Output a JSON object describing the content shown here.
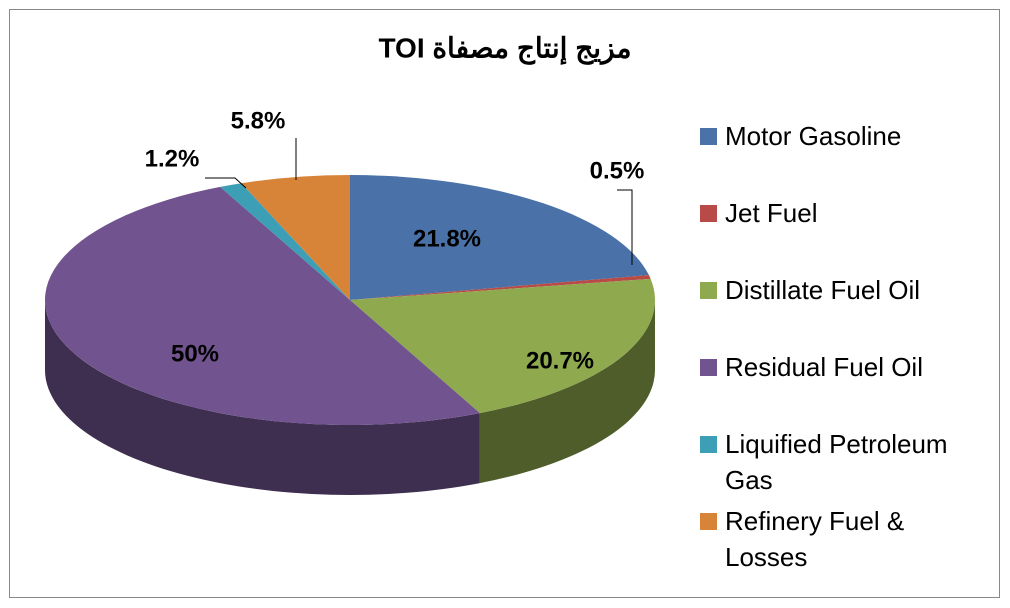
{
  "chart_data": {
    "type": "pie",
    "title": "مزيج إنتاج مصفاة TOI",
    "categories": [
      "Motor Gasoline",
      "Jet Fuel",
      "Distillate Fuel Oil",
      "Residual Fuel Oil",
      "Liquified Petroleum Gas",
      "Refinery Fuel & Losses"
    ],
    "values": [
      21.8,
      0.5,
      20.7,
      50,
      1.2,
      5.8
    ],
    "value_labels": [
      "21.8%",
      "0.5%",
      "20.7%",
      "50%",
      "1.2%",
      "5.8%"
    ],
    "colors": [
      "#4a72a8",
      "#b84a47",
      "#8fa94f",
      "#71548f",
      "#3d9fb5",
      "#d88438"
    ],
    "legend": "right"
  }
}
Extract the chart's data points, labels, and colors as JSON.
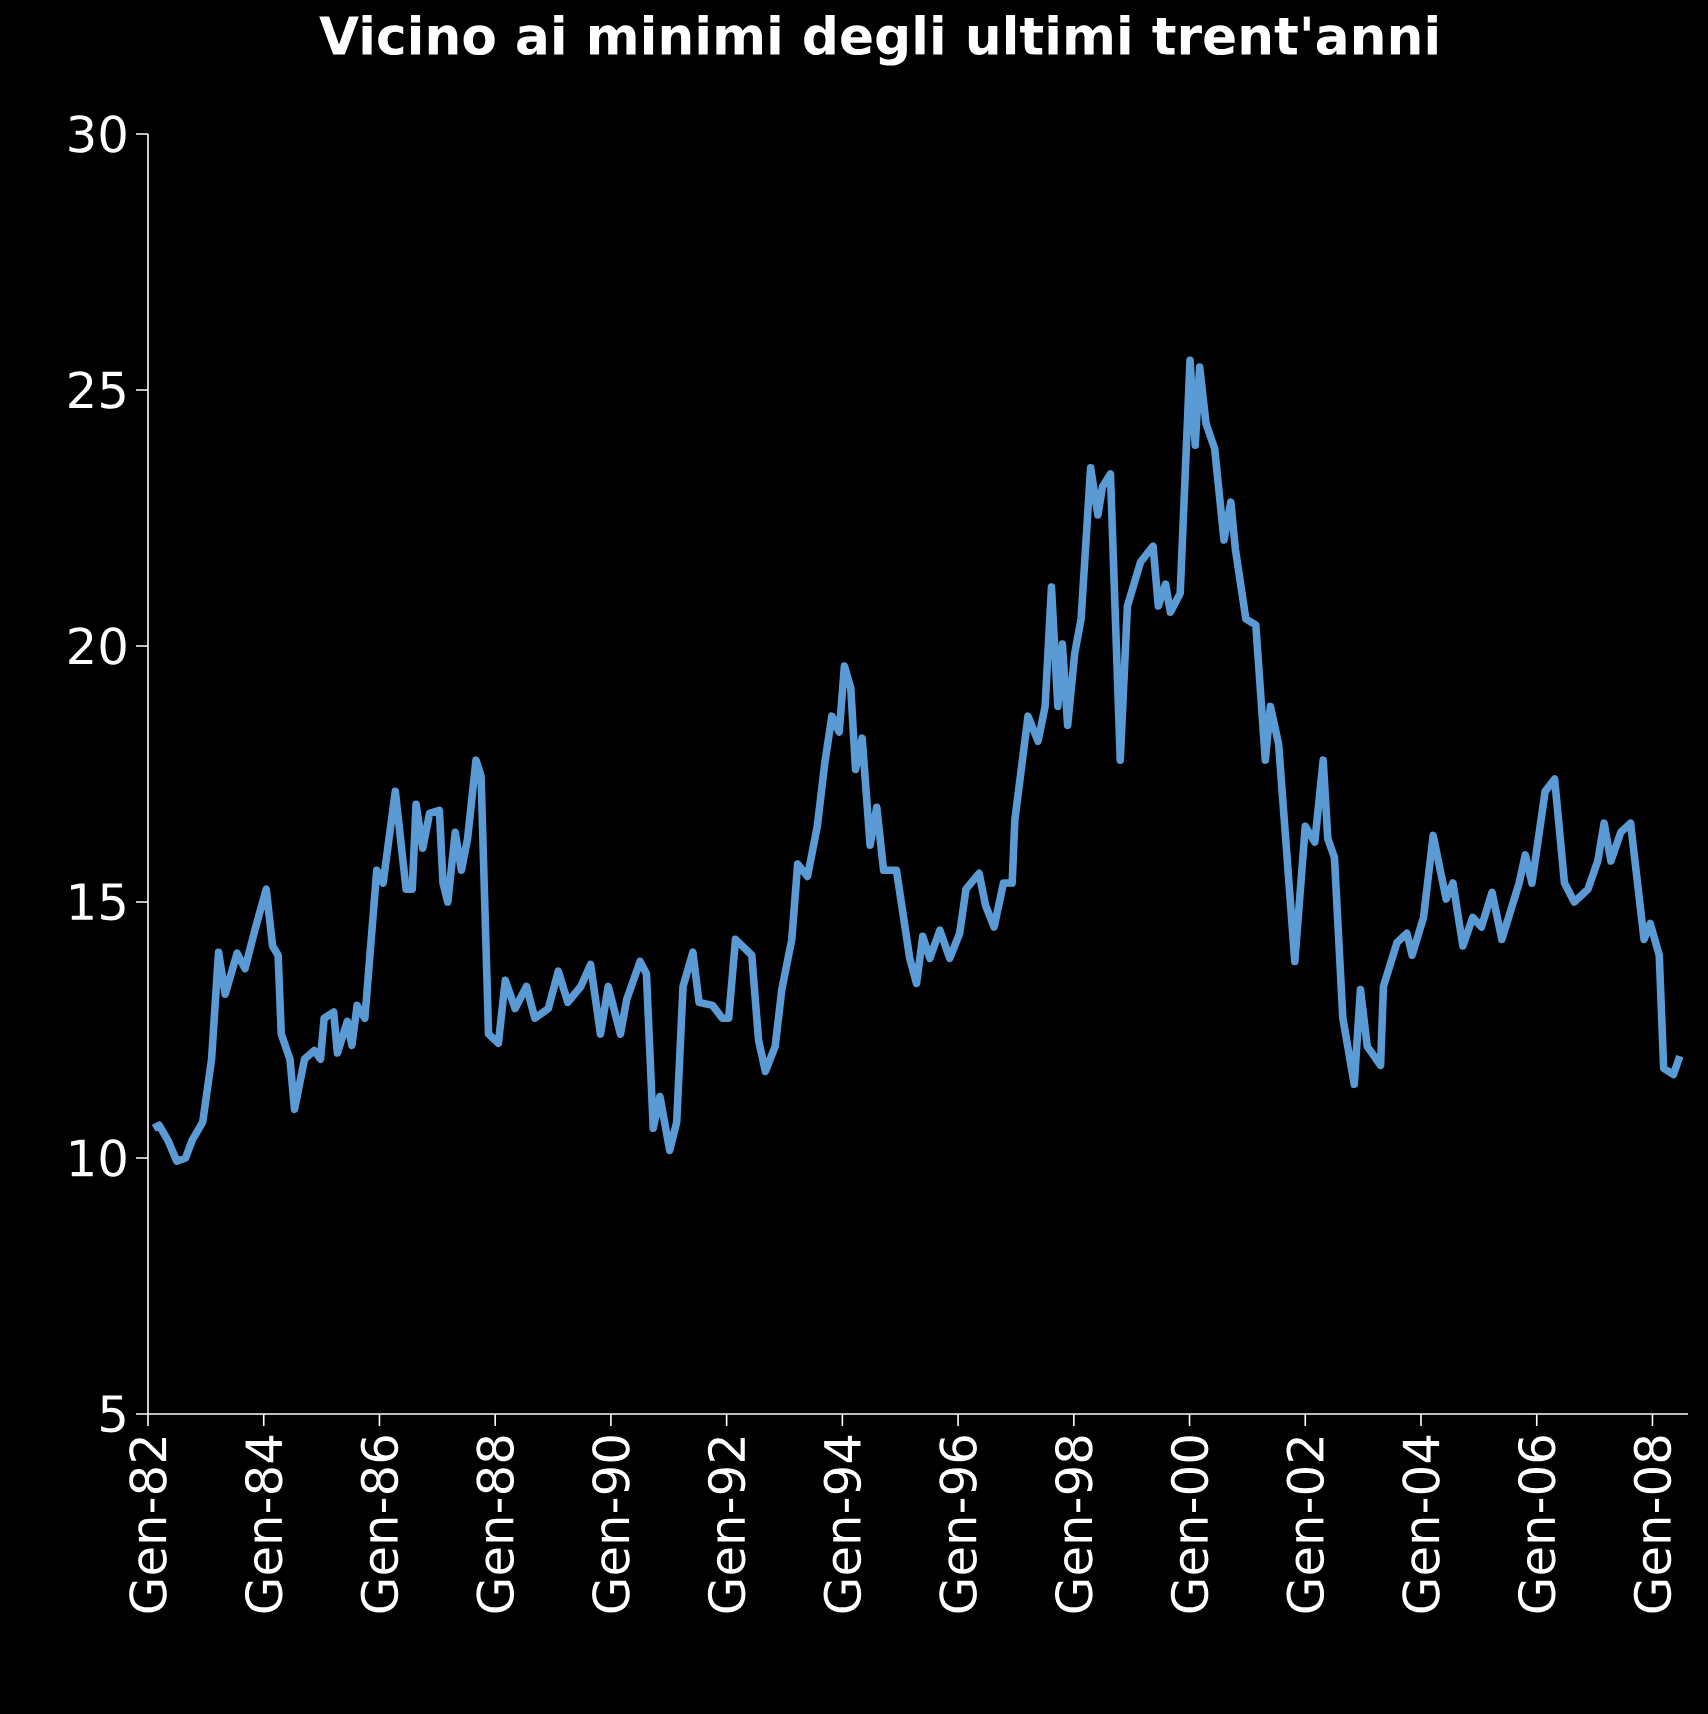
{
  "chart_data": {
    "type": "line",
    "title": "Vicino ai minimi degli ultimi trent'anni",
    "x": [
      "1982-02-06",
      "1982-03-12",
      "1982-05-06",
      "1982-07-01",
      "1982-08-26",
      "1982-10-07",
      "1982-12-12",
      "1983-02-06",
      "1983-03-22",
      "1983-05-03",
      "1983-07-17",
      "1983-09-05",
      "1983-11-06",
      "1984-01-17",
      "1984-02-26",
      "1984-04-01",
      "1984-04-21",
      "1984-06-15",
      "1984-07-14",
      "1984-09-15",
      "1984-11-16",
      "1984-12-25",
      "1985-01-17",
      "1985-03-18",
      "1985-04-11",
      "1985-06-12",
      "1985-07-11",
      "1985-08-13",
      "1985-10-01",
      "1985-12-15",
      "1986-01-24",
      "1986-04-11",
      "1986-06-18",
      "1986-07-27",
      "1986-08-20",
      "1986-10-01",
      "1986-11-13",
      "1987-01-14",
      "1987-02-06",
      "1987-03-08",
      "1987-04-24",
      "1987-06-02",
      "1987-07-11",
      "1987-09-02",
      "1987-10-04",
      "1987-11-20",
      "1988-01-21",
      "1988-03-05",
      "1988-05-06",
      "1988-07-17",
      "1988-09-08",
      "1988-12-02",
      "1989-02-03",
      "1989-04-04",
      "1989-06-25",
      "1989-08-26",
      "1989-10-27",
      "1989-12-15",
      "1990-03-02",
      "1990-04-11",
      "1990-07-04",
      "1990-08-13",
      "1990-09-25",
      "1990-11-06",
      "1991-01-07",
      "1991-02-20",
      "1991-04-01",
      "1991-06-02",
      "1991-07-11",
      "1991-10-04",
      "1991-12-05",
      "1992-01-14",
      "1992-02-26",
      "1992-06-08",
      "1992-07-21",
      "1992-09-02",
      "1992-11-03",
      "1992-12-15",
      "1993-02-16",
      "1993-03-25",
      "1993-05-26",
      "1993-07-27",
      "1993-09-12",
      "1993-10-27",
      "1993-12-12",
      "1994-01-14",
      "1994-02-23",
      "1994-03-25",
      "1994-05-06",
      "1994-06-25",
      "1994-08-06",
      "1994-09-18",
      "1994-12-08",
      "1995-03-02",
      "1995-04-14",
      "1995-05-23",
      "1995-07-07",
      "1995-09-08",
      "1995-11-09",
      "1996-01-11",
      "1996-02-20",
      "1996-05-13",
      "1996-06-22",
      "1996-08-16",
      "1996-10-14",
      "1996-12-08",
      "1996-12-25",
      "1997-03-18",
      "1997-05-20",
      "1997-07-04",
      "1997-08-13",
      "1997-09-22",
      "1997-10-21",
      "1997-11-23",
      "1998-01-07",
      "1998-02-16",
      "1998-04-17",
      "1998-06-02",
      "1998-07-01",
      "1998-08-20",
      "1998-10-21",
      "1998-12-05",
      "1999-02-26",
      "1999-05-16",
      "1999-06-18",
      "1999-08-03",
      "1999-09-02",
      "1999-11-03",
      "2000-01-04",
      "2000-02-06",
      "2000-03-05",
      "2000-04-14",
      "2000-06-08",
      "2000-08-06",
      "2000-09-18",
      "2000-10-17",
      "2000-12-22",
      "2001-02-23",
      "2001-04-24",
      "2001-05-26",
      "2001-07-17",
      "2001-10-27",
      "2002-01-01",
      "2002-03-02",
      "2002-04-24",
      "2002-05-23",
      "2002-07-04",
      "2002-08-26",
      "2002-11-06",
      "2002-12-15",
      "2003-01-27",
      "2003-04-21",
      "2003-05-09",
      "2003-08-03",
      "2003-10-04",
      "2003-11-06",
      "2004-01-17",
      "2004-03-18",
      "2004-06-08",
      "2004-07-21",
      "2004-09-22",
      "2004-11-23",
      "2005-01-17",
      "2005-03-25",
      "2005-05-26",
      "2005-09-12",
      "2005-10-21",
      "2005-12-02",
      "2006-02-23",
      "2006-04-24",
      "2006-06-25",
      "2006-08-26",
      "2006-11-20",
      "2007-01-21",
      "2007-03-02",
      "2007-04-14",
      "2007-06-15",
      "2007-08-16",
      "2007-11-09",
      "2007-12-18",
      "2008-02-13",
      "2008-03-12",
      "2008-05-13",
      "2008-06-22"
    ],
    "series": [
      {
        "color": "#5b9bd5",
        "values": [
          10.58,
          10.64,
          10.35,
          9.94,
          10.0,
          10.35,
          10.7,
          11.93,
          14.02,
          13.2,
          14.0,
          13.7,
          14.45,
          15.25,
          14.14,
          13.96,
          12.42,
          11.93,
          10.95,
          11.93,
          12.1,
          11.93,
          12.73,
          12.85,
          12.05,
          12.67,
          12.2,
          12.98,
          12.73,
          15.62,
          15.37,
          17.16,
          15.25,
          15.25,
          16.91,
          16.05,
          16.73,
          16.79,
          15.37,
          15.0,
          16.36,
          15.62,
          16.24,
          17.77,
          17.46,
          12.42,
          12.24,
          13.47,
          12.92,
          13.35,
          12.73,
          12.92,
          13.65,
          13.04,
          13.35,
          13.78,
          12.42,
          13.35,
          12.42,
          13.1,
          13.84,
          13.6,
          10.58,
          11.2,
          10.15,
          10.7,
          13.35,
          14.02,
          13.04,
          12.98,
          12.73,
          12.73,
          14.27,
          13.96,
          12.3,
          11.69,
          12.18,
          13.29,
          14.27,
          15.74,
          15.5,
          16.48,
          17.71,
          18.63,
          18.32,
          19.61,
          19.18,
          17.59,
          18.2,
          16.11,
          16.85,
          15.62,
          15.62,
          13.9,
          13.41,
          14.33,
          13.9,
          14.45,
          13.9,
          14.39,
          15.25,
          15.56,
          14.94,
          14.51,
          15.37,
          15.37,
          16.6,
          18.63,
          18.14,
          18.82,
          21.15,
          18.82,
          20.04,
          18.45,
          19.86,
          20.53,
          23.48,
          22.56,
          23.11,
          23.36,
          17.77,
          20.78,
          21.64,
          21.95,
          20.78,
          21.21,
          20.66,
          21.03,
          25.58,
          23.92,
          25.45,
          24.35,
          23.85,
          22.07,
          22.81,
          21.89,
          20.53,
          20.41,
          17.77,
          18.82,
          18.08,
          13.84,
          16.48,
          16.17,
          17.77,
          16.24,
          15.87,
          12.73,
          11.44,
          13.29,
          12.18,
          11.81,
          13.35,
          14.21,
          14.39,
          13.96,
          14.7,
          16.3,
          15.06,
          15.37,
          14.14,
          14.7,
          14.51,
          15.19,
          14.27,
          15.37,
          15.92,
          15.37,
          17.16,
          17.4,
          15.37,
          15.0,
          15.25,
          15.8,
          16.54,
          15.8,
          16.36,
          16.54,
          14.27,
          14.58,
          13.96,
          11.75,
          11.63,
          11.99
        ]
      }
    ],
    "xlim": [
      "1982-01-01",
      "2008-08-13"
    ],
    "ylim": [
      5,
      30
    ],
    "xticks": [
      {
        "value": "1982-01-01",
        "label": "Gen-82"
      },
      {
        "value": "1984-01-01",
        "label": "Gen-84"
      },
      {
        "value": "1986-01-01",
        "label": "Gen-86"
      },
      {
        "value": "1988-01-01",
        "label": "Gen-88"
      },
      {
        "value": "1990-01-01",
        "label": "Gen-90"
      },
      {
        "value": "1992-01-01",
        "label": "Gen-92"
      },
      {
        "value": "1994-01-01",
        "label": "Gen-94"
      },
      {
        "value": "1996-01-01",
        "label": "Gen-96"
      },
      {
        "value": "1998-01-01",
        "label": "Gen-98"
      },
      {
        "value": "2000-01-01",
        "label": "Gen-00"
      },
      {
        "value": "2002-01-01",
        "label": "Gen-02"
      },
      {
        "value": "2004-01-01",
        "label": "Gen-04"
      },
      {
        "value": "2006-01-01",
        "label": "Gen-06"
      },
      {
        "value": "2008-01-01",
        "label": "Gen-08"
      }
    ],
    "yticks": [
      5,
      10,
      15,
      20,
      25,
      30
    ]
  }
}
------------------------------------------------------------
• Task directions: Find every line that holds "title" and copy it.

• In response:
    "title": "مزيج إنتاج مصفاة TOI",
    "title": "Vicino ai minimi degli ultimi trent'anni",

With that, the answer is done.